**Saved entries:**
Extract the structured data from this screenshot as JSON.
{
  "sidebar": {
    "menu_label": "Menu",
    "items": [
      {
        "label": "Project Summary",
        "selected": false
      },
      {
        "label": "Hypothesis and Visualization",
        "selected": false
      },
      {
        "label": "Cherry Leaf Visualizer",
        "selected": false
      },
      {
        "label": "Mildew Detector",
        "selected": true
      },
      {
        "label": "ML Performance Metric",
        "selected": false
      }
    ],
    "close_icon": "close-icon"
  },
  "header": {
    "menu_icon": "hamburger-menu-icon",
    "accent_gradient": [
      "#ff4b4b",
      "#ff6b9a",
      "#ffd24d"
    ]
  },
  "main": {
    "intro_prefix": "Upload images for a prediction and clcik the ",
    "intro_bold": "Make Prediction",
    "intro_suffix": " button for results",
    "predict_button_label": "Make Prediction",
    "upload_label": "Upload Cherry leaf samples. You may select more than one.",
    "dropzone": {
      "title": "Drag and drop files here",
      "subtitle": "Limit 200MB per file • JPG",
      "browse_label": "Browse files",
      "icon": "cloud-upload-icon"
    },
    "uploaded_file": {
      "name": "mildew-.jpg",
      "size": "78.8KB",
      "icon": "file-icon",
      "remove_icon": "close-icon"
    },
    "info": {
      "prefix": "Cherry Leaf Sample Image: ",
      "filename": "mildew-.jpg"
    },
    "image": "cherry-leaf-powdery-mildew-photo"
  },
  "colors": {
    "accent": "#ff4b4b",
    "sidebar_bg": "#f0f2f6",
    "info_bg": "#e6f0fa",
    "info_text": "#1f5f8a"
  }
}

**Stated goal:** Reproduce the entries above in full by retyping them exactly.

**The response:**
Extract the structured data from this screenshot as JSON.
{
  "sidebar": {
    "menu_label": "Menu",
    "items": [
      {
        "label": "Project Summary",
        "selected": false
      },
      {
        "label": "Hypothesis and Visualization",
        "selected": false
      },
      {
        "label": "Cherry Leaf Visualizer",
        "selected": false
      },
      {
        "label": "Mildew Detector",
        "selected": true
      },
      {
        "label": "ML Performance Metric",
        "selected": false
      }
    ],
    "close_icon": "close-icon"
  },
  "header": {
    "menu_icon": "hamburger-menu-icon",
    "accent_gradient": [
      "#ff4b4b",
      "#ff6b9a",
      "#ffd24d"
    ]
  },
  "main": {
    "intro_prefix": "Upload images for a prediction and clcik the ",
    "intro_bold": "Make Prediction",
    "intro_suffix": " button for results",
    "predict_button_label": "Make Prediction",
    "upload_label": "Upload Cherry leaf samples. You may select more than one.",
    "dropzone": {
      "title": "Drag and drop files here",
      "subtitle": "Limit 200MB per file • JPG",
      "browse_label": "Browse files",
      "icon": "cloud-upload-icon"
    },
    "uploaded_file": {
      "name": "mildew-.jpg",
      "size": "78.8KB",
      "icon": "file-icon",
      "remove_icon": "close-icon"
    },
    "info": {
      "prefix": "Cherry Leaf Sample Image: ",
      "filename": "mildew-.jpg"
    },
    "image": "cherry-leaf-powdery-mildew-photo"
  },
  "colors": {
    "accent": "#ff4b4b",
    "sidebar_bg": "#f0f2f6",
    "info_bg": "#e6f0fa",
    "info_text": "#1f5f8a"
  }
}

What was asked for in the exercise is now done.